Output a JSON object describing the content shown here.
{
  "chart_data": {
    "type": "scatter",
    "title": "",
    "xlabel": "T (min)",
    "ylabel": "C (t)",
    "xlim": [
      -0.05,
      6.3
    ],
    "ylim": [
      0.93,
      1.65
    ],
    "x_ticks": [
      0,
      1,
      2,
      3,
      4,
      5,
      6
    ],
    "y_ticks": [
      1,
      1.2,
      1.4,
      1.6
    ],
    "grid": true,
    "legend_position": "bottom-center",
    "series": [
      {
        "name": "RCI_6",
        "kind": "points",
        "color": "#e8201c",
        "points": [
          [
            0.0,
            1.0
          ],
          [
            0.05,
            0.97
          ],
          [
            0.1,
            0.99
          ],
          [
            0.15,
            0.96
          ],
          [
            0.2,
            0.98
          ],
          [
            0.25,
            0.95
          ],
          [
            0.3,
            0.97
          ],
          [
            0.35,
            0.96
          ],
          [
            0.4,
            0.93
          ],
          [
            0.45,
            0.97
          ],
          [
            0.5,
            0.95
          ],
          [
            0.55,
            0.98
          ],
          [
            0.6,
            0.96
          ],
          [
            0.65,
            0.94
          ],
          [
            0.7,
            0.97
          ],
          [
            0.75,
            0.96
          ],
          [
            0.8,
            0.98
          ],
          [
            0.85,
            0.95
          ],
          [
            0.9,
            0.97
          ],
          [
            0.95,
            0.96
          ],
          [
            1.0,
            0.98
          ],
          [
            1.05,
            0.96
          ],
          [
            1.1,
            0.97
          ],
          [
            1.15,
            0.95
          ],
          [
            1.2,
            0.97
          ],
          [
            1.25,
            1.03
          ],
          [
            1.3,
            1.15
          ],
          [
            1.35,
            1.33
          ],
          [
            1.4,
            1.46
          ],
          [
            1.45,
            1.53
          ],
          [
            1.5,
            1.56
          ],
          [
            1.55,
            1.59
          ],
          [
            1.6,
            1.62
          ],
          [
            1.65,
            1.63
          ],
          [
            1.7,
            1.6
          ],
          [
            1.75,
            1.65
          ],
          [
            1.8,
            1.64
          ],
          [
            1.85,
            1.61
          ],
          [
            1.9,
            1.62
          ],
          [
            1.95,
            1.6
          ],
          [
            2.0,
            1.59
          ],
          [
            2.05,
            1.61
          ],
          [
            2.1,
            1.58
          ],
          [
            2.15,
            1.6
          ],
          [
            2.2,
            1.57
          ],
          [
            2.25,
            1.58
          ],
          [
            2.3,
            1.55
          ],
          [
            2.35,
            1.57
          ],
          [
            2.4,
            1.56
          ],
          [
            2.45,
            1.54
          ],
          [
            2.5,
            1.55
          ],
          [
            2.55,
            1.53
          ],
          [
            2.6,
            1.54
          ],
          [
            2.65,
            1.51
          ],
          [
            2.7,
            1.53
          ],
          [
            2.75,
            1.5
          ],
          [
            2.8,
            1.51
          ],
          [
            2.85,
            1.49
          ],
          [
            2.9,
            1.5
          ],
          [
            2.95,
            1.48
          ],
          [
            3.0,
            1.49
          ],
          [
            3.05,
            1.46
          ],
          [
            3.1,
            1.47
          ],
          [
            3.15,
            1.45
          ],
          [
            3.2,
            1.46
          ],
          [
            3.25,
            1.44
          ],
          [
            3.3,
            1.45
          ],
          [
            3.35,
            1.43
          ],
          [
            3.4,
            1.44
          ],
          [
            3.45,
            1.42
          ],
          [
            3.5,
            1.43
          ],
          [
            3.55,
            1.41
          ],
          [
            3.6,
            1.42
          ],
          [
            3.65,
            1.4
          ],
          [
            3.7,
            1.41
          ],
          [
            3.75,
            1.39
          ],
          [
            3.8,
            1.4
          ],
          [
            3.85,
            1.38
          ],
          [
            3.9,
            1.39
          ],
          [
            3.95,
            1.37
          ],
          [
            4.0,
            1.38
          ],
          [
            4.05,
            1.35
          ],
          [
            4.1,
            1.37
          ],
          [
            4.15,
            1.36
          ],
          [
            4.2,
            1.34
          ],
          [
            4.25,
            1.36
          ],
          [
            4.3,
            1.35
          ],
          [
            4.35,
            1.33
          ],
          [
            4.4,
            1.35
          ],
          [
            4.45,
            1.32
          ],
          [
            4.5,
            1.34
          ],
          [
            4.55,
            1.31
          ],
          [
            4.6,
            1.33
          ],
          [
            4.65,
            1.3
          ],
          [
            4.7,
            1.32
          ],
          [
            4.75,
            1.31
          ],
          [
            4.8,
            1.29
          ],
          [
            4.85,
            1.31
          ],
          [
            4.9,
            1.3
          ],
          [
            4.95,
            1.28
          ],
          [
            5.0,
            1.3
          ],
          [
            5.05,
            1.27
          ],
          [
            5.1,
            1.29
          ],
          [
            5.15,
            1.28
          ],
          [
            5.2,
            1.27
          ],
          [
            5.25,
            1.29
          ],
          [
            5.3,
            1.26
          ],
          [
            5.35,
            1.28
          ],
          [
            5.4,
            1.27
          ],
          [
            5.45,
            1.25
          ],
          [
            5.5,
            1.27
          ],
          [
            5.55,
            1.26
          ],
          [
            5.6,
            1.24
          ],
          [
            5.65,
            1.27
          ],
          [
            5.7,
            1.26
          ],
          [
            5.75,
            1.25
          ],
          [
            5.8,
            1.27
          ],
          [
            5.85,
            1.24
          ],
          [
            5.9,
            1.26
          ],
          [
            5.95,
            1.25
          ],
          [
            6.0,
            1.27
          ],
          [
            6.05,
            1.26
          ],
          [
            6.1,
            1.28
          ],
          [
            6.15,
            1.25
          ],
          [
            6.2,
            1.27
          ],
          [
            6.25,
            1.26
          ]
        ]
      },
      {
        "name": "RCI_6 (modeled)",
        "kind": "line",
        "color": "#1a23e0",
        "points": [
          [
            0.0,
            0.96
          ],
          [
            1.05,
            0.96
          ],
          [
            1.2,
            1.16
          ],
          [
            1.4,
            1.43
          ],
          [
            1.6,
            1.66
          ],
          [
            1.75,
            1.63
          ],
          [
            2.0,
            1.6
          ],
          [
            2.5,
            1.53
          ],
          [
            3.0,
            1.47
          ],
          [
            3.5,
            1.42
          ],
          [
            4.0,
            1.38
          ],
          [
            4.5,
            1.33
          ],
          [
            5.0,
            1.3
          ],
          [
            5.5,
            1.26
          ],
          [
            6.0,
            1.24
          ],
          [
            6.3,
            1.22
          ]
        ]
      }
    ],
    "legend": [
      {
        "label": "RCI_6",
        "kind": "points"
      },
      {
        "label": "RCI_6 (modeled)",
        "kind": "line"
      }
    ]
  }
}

....

Problem description ▸ Please give back all of the records exactly as written.

Complete output ▸
Output a JSON object describing the content shown here.
{
  "chart_data": {
    "type": "scatter",
    "title": "",
    "xlabel": "T (min)",
    "ylabel": "C (t)",
    "xlim": [
      -0.05,
      6.3
    ],
    "ylim": [
      0.93,
      1.65
    ],
    "x_ticks": [
      0,
      1,
      2,
      3,
      4,
      5,
      6
    ],
    "y_ticks": [
      1,
      1.2,
      1.4,
      1.6
    ],
    "grid": true,
    "legend_position": "bottom-center",
    "series": [
      {
        "name": "RCI_6",
        "kind": "points",
        "color": "#e8201c",
        "points": [
          [
            0.0,
            1.0
          ],
          [
            0.05,
            0.97
          ],
          [
            0.1,
            0.99
          ],
          [
            0.15,
            0.96
          ],
          [
            0.2,
            0.98
          ],
          [
            0.25,
            0.95
          ],
          [
            0.3,
            0.97
          ],
          [
            0.35,
            0.96
          ],
          [
            0.4,
            0.93
          ],
          [
            0.45,
            0.97
          ],
          [
            0.5,
            0.95
          ],
          [
            0.55,
            0.98
          ],
          [
            0.6,
            0.96
          ],
          [
            0.65,
            0.94
          ],
          [
            0.7,
            0.97
          ],
          [
            0.75,
            0.96
          ],
          [
            0.8,
            0.98
          ],
          [
            0.85,
            0.95
          ],
          [
            0.9,
            0.97
          ],
          [
            0.95,
            0.96
          ],
          [
            1.0,
            0.98
          ],
          [
            1.05,
            0.96
          ],
          [
            1.1,
            0.97
          ],
          [
            1.15,
            0.95
          ],
          [
            1.2,
            0.97
          ],
          [
            1.25,
            1.03
          ],
          [
            1.3,
            1.15
          ],
          [
            1.35,
            1.33
          ],
          [
            1.4,
            1.46
          ],
          [
            1.45,
            1.53
          ],
          [
            1.5,
            1.56
          ],
          [
            1.55,
            1.59
          ],
          [
            1.6,
            1.62
          ],
          [
            1.65,
            1.63
          ],
          [
            1.7,
            1.6
          ],
          [
            1.75,
            1.65
          ],
          [
            1.8,
            1.64
          ],
          [
            1.85,
            1.61
          ],
          [
            1.9,
            1.62
          ],
          [
            1.95,
            1.6
          ],
          [
            2.0,
            1.59
          ],
          [
            2.05,
            1.61
          ],
          [
            2.1,
            1.58
          ],
          [
            2.15,
            1.6
          ],
          [
            2.2,
            1.57
          ],
          [
            2.25,
            1.58
          ],
          [
            2.3,
            1.55
          ],
          [
            2.35,
            1.57
          ],
          [
            2.4,
            1.56
          ],
          [
            2.45,
            1.54
          ],
          [
            2.5,
            1.55
          ],
          [
            2.55,
            1.53
          ],
          [
            2.6,
            1.54
          ],
          [
            2.65,
            1.51
          ],
          [
            2.7,
            1.53
          ],
          [
            2.75,
            1.5
          ],
          [
            2.8,
            1.51
          ],
          [
            2.85,
            1.49
          ],
          [
            2.9,
            1.5
          ],
          [
            2.95,
            1.48
          ],
          [
            3.0,
            1.49
          ],
          [
            3.05,
            1.46
          ],
          [
            3.1,
            1.47
          ],
          [
            3.15,
            1.45
          ],
          [
            3.2,
            1.46
          ],
          [
            3.25,
            1.44
          ],
          [
            3.3,
            1.45
          ],
          [
            3.35,
            1.43
          ],
          [
            3.4,
            1.44
          ],
          [
            3.45,
            1.42
          ],
          [
            3.5,
            1.43
          ],
          [
            3.55,
            1.41
          ],
          [
            3.6,
            1.42
          ],
          [
            3.65,
            1.4
          ],
          [
            3.7,
            1.41
          ],
          [
            3.75,
            1.39
          ],
          [
            3.8,
            1.4
          ],
          [
            3.85,
            1.38
          ],
          [
            3.9,
            1.39
          ],
          [
            3.95,
            1.37
          ],
          [
            4.0,
            1.38
          ],
          [
            4.05,
            1.35
          ],
          [
            4.1,
            1.37
          ],
          [
            4.15,
            1.36
          ],
          [
            4.2,
            1.34
          ],
          [
            4.25,
            1.36
          ],
          [
            4.3,
            1.35
          ],
          [
            4.35,
            1.33
          ],
          [
            4.4,
            1.35
          ],
          [
            4.45,
            1.32
          ],
          [
            4.5,
            1.34
          ],
          [
            4.55,
            1.31
          ],
          [
            4.6,
            1.33
          ],
          [
            4.65,
            1.3
          ],
          [
            4.7,
            1.32
          ],
          [
            4.75,
            1.31
          ],
          [
            4.8,
            1.29
          ],
          [
            4.85,
            1.31
          ],
          [
            4.9,
            1.3
          ],
          [
            4.95,
            1.28
          ],
          [
            5.0,
            1.3
          ],
          [
            5.05,
            1.27
          ],
          [
            5.1,
            1.29
          ],
          [
            5.15,
            1.28
          ],
          [
            5.2,
            1.27
          ],
          [
            5.25,
            1.29
          ],
          [
            5.3,
            1.26
          ],
          [
            5.35,
            1.28
          ],
          [
            5.4,
            1.27
          ],
          [
            5.45,
            1.25
          ],
          [
            5.5,
            1.27
          ],
          [
            5.55,
            1.26
          ],
          [
            5.6,
            1.24
          ],
          [
            5.65,
            1.27
          ],
          [
            5.7,
            1.26
          ],
          [
            5.75,
            1.25
          ],
          [
            5.8,
            1.27
          ],
          [
            5.85,
            1.24
          ],
          [
            5.9,
            1.26
          ],
          [
            5.95,
            1.25
          ],
          [
            6.0,
            1.27
          ],
          [
            6.05,
            1.26
          ],
          [
            6.1,
            1.28
          ],
          [
            6.15,
            1.25
          ],
          [
            6.2,
            1.27
          ],
          [
            6.25,
            1.26
          ]
        ]
      },
      {
        "name": "RCI_6 (modeled)",
        "kind": "line",
        "color": "#1a23e0",
        "points": [
          [
            0.0,
            0.96
          ],
          [
            1.05,
            0.96
          ],
          [
            1.2,
            1.16
          ],
          [
            1.4,
            1.43
          ],
          [
            1.6,
            1.66
          ],
          [
            1.75,
            1.63
          ],
          [
            2.0,
            1.6
          ],
          [
            2.5,
            1.53
          ],
          [
            3.0,
            1.47
          ],
          [
            3.5,
            1.42
          ],
          [
            4.0,
            1.38
          ],
          [
            4.5,
            1.33
          ],
          [
            5.0,
            1.3
          ],
          [
            5.5,
            1.26
          ],
          [
            6.0,
            1.24
          ],
          [
            6.3,
            1.22
          ]
        ]
      }
    ],
    "legend": [
      {
        "label": "RCI_6",
        "kind": "points"
      },
      {
        "label": "RCI_6 (modeled)",
        "kind": "line"
      }
    ]
  }
}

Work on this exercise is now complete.